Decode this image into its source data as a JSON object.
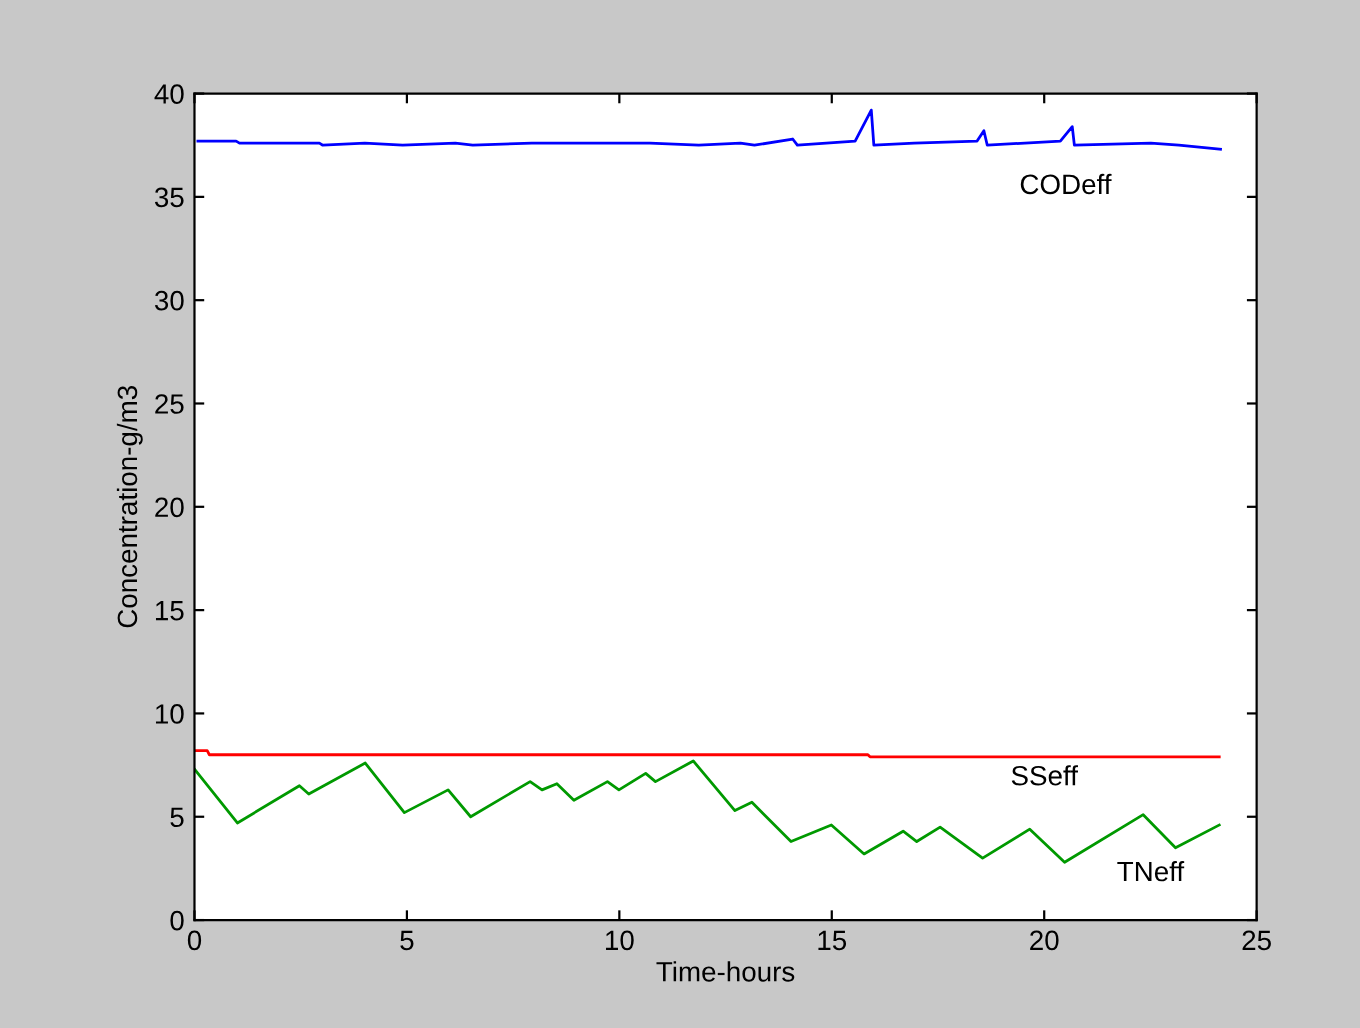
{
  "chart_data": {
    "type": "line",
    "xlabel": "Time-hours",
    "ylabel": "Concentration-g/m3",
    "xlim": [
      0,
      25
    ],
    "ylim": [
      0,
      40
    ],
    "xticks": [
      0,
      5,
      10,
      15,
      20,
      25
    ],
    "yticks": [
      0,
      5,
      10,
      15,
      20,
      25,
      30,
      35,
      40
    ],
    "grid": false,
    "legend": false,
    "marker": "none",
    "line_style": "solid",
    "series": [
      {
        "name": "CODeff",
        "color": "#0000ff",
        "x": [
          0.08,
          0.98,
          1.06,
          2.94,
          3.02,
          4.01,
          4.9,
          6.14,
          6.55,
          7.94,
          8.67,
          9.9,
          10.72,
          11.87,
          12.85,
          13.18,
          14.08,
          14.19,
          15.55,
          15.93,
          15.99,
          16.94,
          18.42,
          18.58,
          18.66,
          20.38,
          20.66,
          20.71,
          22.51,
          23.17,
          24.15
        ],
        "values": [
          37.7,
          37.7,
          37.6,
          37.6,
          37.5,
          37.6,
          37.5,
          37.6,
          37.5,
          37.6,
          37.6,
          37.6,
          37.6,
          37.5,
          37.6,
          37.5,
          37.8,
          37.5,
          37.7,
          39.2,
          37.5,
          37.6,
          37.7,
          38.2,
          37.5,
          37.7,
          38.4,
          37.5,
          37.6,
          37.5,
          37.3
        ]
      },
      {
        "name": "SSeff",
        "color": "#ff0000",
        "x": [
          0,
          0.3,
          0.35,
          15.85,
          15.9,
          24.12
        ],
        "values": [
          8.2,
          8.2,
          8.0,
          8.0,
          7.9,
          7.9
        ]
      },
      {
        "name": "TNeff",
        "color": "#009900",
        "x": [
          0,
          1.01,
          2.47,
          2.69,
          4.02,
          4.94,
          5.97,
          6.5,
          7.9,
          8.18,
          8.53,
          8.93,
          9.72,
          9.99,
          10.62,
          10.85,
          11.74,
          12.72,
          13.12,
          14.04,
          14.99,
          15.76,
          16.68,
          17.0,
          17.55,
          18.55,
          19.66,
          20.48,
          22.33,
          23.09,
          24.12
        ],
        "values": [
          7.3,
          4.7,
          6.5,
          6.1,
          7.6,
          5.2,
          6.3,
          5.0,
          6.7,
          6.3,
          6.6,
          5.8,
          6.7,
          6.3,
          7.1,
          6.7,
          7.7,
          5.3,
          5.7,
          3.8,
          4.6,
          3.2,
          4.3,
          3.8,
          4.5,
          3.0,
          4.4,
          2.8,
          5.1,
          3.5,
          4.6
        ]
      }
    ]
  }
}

WRITTEN REQUEST:
Nothing but the pictures may be dropped; output the records above exactly.

WRITTEN ANSWER:
Decode this image into its source data as a JSON object.
{
  "chart_data": {
    "type": "line",
    "xlabel": "Time-hours",
    "ylabel": "Concentration-g/m3",
    "xlim": [
      0,
      25
    ],
    "ylim": [
      0,
      40
    ],
    "xticks": [
      0,
      5,
      10,
      15,
      20,
      25
    ],
    "yticks": [
      0,
      5,
      10,
      15,
      20,
      25,
      30,
      35,
      40
    ],
    "grid": false,
    "legend": false,
    "marker": "none",
    "line_style": "solid",
    "series": [
      {
        "name": "CODeff",
        "color": "#0000ff",
        "x": [
          0.08,
          0.98,
          1.06,
          2.94,
          3.02,
          4.01,
          4.9,
          6.14,
          6.55,
          7.94,
          8.67,
          9.9,
          10.72,
          11.87,
          12.85,
          13.18,
          14.08,
          14.19,
          15.55,
          15.93,
          15.99,
          16.94,
          18.42,
          18.58,
          18.66,
          20.38,
          20.66,
          20.71,
          22.51,
          23.17,
          24.15
        ],
        "values": [
          37.7,
          37.7,
          37.6,
          37.6,
          37.5,
          37.6,
          37.5,
          37.6,
          37.5,
          37.6,
          37.6,
          37.6,
          37.6,
          37.5,
          37.6,
          37.5,
          37.8,
          37.5,
          37.7,
          39.2,
          37.5,
          37.6,
          37.7,
          38.2,
          37.5,
          37.7,
          38.4,
          37.5,
          37.6,
          37.5,
          37.3
        ]
      },
      {
        "name": "SSeff",
        "color": "#ff0000",
        "x": [
          0,
          0.3,
          0.35,
          15.85,
          15.9,
          24.12
        ],
        "values": [
          8.2,
          8.2,
          8.0,
          8.0,
          7.9,
          7.9
        ]
      },
      {
        "name": "TNeff",
        "color": "#009900",
        "x": [
          0,
          1.01,
          2.47,
          2.69,
          4.02,
          4.94,
          5.97,
          6.5,
          7.9,
          8.18,
          8.53,
          8.93,
          9.72,
          9.99,
          10.62,
          10.85,
          11.74,
          12.72,
          13.12,
          14.04,
          14.99,
          15.76,
          16.68,
          17.0,
          17.55,
          18.55,
          19.66,
          20.48,
          22.33,
          23.09,
          24.12
        ],
        "values": [
          7.3,
          4.7,
          6.5,
          6.1,
          7.6,
          5.2,
          6.3,
          5.0,
          6.7,
          6.3,
          6.6,
          5.8,
          6.7,
          6.3,
          7.1,
          6.7,
          7.7,
          5.3,
          5.7,
          3.8,
          4.6,
          3.2,
          4.3,
          3.8,
          4.5,
          3.0,
          4.4,
          2.8,
          5.1,
          3.5,
          4.6
        ]
      }
    ]
  }
}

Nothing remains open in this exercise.